• To be done
In the entries below, find every line holding the string "name" and collect it.

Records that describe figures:
* * *

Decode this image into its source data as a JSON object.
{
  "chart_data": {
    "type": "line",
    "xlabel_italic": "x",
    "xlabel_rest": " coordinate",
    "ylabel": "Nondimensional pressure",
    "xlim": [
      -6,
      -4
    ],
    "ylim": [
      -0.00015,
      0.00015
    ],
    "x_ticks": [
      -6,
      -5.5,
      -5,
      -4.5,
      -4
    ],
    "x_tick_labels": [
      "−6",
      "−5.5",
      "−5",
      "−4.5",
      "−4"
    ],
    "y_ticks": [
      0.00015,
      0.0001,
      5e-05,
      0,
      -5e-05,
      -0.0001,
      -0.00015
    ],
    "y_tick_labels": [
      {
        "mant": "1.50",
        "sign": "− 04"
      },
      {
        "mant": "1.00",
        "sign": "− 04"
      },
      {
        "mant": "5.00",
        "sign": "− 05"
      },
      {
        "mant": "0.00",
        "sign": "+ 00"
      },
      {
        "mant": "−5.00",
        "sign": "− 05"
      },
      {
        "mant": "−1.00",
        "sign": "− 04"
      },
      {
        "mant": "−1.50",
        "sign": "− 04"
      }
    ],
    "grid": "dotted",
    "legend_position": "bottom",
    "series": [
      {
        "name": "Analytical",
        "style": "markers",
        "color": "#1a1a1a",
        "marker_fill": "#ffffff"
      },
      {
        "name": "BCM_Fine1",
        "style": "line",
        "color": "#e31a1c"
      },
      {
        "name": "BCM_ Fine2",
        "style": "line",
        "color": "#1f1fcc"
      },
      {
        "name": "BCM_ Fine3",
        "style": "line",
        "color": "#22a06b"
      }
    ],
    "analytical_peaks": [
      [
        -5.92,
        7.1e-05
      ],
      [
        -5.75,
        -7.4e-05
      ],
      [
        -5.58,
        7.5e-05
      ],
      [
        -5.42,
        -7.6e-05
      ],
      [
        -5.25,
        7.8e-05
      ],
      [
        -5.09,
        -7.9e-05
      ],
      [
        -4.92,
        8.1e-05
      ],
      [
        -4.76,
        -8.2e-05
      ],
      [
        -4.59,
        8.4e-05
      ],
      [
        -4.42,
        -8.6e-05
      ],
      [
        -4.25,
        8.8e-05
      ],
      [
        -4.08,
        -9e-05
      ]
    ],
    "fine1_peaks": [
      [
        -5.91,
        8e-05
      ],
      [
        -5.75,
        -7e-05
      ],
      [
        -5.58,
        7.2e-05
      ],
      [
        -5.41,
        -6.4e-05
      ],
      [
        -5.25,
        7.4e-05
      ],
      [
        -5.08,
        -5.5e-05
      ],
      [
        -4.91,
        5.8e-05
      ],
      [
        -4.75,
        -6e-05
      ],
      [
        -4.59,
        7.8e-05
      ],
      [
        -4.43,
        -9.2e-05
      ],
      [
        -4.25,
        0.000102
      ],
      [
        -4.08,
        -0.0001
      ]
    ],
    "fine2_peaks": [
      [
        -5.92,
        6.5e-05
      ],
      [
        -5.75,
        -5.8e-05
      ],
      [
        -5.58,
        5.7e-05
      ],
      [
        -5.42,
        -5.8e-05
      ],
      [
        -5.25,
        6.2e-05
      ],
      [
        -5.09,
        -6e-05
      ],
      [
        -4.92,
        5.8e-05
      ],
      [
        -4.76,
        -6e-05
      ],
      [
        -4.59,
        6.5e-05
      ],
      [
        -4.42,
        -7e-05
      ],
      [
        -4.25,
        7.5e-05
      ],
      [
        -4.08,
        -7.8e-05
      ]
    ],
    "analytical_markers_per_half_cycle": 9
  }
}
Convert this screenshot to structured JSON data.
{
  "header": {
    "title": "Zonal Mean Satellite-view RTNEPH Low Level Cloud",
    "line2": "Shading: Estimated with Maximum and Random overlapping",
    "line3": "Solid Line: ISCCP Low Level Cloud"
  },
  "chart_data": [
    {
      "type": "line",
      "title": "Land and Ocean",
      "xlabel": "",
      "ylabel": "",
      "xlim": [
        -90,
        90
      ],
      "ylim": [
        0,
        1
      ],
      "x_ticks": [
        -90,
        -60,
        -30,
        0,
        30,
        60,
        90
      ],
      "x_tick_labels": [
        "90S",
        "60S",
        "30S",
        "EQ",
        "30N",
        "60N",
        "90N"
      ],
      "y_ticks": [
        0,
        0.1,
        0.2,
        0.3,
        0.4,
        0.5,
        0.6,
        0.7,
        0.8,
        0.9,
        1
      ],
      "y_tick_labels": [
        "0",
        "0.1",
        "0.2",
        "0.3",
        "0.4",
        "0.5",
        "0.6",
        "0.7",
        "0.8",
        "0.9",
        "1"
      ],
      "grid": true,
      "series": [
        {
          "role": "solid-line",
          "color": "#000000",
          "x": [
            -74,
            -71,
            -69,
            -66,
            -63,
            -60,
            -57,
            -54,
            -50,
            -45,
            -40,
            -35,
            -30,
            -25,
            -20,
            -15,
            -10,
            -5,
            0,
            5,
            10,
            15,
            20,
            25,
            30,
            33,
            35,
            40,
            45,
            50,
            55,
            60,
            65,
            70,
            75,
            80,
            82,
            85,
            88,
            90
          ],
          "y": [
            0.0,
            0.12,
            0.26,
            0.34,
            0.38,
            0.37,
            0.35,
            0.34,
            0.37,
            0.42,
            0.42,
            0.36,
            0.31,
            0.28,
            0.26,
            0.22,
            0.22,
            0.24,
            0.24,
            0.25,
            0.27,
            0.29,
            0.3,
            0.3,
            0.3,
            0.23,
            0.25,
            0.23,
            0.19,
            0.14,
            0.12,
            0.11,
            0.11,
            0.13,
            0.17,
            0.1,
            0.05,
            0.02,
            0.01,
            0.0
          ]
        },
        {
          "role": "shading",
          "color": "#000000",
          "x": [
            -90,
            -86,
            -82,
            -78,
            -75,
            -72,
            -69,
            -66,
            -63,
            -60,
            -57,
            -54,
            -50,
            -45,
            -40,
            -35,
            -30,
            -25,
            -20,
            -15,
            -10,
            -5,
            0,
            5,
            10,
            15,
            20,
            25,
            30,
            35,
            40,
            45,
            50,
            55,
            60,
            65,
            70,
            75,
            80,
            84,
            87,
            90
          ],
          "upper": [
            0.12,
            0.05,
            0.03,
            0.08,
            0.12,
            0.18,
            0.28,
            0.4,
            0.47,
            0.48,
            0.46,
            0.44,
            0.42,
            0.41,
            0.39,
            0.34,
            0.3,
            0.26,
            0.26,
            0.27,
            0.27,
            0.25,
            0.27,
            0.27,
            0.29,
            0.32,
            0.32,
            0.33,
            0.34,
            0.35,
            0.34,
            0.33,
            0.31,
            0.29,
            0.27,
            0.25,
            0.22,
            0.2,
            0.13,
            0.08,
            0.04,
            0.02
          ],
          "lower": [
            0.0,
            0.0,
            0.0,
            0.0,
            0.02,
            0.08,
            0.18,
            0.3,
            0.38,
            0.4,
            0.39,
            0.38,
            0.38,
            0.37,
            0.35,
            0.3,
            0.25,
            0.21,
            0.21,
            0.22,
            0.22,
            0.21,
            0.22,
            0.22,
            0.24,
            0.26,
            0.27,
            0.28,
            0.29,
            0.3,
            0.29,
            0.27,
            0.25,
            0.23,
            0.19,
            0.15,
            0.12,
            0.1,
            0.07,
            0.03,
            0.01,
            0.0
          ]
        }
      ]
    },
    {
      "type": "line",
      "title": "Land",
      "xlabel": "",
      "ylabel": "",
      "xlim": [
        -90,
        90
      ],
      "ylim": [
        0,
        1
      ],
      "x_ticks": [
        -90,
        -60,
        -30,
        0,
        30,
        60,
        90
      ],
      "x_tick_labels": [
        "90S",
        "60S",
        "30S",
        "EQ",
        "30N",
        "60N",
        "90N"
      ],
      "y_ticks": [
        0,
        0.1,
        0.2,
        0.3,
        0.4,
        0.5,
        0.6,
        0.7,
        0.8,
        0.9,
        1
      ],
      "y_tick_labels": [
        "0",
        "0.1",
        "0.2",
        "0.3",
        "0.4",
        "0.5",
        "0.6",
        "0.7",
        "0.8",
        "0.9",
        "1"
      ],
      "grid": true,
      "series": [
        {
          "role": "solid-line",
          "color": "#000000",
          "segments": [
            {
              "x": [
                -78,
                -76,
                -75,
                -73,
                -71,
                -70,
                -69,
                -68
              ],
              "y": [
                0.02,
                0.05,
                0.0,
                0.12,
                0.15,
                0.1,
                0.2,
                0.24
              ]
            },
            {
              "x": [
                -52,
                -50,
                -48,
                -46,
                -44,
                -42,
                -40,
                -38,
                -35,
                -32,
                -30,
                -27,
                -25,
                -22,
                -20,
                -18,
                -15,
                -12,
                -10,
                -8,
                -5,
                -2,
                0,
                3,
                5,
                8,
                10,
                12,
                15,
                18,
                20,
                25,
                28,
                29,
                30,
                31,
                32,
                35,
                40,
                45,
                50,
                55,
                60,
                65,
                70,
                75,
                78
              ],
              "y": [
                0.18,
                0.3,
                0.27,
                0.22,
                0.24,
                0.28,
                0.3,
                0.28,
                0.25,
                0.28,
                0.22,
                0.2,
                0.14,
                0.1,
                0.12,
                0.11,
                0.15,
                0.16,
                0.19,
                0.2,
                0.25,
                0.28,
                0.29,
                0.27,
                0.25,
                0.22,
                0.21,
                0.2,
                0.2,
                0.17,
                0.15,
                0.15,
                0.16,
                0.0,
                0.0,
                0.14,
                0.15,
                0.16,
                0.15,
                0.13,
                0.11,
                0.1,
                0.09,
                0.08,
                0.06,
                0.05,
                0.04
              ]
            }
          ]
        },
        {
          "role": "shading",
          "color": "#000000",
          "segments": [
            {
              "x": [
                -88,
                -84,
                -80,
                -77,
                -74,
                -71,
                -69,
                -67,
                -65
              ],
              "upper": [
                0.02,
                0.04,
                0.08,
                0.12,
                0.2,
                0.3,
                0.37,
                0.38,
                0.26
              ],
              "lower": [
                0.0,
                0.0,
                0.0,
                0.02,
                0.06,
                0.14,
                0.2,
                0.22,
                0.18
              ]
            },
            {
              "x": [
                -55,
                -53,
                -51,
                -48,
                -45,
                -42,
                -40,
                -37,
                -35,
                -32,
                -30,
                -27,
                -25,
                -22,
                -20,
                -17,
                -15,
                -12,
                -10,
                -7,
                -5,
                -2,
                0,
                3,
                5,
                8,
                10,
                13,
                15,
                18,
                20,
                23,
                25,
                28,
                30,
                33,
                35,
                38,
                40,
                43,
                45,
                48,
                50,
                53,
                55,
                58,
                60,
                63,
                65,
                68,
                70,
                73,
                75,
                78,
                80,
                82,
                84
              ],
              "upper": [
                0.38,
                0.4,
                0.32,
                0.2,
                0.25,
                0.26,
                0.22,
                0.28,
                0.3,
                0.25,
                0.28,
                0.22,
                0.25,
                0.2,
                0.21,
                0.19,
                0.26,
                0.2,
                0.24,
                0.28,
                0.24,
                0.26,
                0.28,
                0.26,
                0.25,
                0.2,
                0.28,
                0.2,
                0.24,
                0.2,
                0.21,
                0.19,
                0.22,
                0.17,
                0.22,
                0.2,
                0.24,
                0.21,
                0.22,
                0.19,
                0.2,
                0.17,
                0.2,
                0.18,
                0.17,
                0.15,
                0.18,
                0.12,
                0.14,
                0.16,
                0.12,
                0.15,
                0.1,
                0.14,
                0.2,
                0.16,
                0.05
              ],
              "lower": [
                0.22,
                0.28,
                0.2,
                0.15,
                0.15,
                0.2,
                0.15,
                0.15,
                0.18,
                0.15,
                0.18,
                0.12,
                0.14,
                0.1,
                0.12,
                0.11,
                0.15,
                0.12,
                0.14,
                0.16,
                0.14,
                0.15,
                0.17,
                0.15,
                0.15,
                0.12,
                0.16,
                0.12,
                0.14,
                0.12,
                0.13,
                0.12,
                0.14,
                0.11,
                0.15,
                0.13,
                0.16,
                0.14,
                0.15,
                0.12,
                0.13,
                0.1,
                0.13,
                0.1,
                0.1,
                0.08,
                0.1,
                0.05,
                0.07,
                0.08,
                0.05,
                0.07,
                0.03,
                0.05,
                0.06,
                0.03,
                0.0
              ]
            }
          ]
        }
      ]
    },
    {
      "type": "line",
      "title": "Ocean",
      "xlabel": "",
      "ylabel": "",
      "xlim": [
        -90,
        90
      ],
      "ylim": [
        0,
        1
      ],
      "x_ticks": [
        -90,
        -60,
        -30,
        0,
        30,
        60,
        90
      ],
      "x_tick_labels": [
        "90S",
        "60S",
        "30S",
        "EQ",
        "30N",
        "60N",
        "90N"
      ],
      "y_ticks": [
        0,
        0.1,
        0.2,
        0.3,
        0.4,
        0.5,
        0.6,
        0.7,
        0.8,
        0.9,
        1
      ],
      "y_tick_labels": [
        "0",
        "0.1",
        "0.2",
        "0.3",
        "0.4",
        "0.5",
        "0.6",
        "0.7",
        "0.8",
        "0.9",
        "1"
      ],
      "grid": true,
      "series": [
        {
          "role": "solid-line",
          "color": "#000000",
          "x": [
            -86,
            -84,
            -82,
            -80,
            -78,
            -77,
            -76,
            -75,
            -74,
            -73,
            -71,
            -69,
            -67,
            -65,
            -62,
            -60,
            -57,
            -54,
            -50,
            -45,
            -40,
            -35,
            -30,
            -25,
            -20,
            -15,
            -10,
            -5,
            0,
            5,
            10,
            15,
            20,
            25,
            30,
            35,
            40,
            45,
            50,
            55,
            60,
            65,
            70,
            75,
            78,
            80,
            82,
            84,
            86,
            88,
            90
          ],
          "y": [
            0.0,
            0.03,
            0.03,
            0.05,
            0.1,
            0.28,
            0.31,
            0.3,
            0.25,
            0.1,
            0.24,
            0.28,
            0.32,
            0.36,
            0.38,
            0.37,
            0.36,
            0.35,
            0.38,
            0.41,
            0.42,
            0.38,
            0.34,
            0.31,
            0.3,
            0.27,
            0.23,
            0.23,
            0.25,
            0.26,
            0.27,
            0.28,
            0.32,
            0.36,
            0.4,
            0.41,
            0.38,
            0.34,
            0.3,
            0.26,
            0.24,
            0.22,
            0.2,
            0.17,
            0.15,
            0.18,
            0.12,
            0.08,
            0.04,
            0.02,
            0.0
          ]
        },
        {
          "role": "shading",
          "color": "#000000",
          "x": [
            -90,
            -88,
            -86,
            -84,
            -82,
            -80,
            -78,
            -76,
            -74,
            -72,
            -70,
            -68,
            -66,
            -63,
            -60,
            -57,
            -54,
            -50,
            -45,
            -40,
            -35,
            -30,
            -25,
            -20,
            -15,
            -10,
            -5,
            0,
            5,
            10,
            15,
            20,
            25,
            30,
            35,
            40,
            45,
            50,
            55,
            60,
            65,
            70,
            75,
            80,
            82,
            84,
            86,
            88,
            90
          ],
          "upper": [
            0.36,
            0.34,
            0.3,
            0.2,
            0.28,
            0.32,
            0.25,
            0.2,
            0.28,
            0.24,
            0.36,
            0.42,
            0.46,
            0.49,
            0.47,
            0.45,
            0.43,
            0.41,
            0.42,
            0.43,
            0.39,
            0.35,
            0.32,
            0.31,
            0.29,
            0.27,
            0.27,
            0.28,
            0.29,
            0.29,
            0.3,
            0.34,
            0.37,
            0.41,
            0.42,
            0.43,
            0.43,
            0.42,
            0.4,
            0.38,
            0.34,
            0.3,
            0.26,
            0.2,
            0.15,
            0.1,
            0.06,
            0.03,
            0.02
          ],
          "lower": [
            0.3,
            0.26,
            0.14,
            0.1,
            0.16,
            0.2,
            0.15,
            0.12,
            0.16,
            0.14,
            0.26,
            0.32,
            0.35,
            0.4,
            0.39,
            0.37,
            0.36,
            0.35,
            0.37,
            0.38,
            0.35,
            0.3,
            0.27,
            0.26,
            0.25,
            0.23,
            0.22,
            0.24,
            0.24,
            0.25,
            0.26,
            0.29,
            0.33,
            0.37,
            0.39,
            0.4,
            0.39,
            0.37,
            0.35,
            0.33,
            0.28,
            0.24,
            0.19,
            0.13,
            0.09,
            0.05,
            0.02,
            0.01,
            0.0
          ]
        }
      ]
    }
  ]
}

* * *

• Response to this exercise
        "name": "Analytical",
        "name": "BCM_Fine1",
        "name": "BCM_ Fine2",
        "name": "BCM_ Fine3",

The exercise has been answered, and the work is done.